● **SET PROBLEM**
The entries below are to be repeated exactly as they stand.

● **RECORDS**
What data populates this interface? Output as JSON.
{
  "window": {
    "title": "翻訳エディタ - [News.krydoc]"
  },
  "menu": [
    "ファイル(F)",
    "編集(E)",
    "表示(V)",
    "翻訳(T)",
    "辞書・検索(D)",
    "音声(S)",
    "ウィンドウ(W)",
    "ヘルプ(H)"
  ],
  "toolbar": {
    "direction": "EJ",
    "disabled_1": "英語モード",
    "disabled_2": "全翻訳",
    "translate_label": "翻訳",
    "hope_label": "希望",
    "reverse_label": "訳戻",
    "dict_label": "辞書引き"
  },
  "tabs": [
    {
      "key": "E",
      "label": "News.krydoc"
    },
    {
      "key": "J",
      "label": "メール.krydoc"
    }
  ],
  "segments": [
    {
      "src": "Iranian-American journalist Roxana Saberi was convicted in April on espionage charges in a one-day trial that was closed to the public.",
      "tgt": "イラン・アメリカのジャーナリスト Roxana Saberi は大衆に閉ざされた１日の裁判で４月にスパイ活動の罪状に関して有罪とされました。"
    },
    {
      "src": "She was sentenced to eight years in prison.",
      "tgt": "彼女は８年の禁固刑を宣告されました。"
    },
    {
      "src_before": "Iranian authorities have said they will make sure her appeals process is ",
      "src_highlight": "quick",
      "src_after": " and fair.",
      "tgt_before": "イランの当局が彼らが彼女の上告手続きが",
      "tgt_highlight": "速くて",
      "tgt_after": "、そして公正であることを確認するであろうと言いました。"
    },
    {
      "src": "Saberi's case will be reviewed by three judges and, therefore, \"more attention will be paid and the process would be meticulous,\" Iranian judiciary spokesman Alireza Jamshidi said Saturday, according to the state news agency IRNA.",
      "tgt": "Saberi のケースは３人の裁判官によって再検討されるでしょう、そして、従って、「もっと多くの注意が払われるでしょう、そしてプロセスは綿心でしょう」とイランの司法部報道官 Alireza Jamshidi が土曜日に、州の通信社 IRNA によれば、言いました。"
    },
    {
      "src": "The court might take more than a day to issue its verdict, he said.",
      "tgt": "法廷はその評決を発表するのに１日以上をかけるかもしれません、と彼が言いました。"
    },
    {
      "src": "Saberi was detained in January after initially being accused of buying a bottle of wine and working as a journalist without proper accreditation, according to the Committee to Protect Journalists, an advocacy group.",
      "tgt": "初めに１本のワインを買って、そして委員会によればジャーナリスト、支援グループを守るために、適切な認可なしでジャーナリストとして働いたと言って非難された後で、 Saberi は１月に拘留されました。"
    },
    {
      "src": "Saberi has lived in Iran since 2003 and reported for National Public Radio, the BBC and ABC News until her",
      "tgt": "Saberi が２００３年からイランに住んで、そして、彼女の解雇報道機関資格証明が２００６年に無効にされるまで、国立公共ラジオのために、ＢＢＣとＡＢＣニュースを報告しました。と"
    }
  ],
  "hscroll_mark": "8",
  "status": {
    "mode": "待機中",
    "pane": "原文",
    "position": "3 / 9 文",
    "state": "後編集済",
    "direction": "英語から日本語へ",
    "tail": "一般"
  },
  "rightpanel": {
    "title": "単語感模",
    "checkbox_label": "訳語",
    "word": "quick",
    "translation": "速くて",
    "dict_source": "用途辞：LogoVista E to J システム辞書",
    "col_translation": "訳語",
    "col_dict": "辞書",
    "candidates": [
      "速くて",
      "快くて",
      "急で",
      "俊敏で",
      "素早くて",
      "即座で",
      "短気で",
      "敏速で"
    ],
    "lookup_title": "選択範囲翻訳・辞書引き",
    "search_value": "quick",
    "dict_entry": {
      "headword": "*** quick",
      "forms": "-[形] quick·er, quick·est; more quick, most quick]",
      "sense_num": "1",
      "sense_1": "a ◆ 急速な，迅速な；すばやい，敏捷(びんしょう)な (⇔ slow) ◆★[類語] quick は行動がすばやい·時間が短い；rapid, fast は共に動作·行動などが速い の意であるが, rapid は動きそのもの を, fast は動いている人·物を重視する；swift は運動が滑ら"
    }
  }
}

● **SOLUTION BELOW**
What data populates this interface? Output as JSON.
{
  "window": {
    "title": "翻訳エディタ - [News.krydoc]"
  },
  "menu": [
    "ファイル(F)",
    "編集(E)",
    "表示(V)",
    "翻訳(T)",
    "辞書・検索(D)",
    "音声(S)",
    "ウィンドウ(W)",
    "ヘルプ(H)"
  ],
  "toolbar": {
    "direction": "EJ",
    "disabled_1": "英語モード",
    "disabled_2": "全翻訳",
    "translate_label": "翻訳",
    "hope_label": "希望",
    "reverse_label": "訳戻",
    "dict_label": "辞書引き"
  },
  "tabs": [
    {
      "key": "E",
      "label": "News.krydoc"
    },
    {
      "key": "J",
      "label": "メール.krydoc"
    }
  ],
  "segments": [
    {
      "src": "Iranian-American journalist Roxana Saberi was convicted in April on espionage charges in a one-day trial that was closed to the public.",
      "tgt": "イラン・アメリカのジャーナリスト Roxana Saberi は大衆に閉ざされた１日の裁判で４月にスパイ活動の罪状に関して有罪とされました。"
    },
    {
      "src": "She was sentenced to eight years in prison.",
      "tgt": "彼女は８年の禁固刑を宣告されました。"
    },
    {
      "src_before": "Iranian authorities have said they will make sure her appeals process is ",
      "src_highlight": "quick",
      "src_after": " and fair.",
      "tgt_before": "イランの当局が彼らが彼女の上告手続きが",
      "tgt_highlight": "速くて",
      "tgt_after": "、そして公正であることを確認するであろうと言いました。"
    },
    {
      "src": "Saberi's case will be reviewed by three judges and, therefore, \"more attention will be paid and the process would be meticulous,\" Iranian judiciary spokesman Alireza Jamshidi said Saturday, according to the state news agency IRNA.",
      "tgt": "Saberi のケースは３人の裁判官によって再検討されるでしょう、そして、従って、「もっと多くの注意が払われるでしょう、そしてプロセスは綿心でしょう」とイランの司法部報道官 Alireza Jamshidi が土曜日に、州の通信社 IRNA によれば、言いました。"
    },
    {
      "src": "The court might take more than a day to issue its verdict, he said.",
      "tgt": "法廷はその評決を発表するのに１日以上をかけるかもしれません、と彼が言いました。"
    },
    {
      "src": "Saberi was detained in January after initially being accused of buying a bottle of wine and working as a journalist without proper accreditation, according to the Committee to Protect Journalists, an advocacy group.",
      "tgt": "初めに１本のワインを買って、そして委員会によればジャーナリスト、支援グループを守るために、適切な認可なしでジャーナリストとして働いたと言って非難された後で、 Saberi は１月に拘留されました。"
    },
    {
      "src": "Saberi has lived in Iran since 2003 and reported for National Public Radio, the BBC and ABC News until her",
      "tgt": "Saberi が２００３年からイランに住んで、そして、彼女の解雇報道機関資格証明が２００６年に無効にされるまで、国立公共ラジオのために、ＢＢＣとＡＢＣニュースを報告しました。と"
    }
  ],
  "hscroll_mark": "8",
  "status": {
    "mode": "待機中",
    "pane": "原文",
    "position": "3 / 9 文",
    "state": "後編集済",
    "direction": "英語から日本語へ",
    "tail": "一般"
  },
  "rightpanel": {
    "title": "単語感模",
    "checkbox_label": "訳語",
    "word": "quick",
    "translation": "速くて",
    "dict_source": "用途辞：LogoVista E to J システム辞書",
    "col_translation": "訳語",
    "col_dict": "辞書",
    "candidates": [
      "速くて",
      "快くて",
      "急で",
      "俊敏で",
      "素早くて",
      "即座で",
      "短気で",
      "敏速で"
    ],
    "lookup_title": "選択範囲翻訳・辞書引き",
    "search_value": "quick",
    "dict_entry": {
      "headword": "*** quick",
      "forms": "-[形] quick·er, quick·est; more quick, most quick]",
      "sense_num": "1",
      "sense_1": "a ◆ 急速な，迅速な；すばやい，敏捷(びんしょう)な (⇔ slow) ◆★[類語] quick は行動がすばやい·時間が短い；rapid, fast は共に動作·行動などが速い の意であるが, rapid は動きそのもの を, fast は動いている人·物を重視する；swift は運動が滑ら"
    }
  }
}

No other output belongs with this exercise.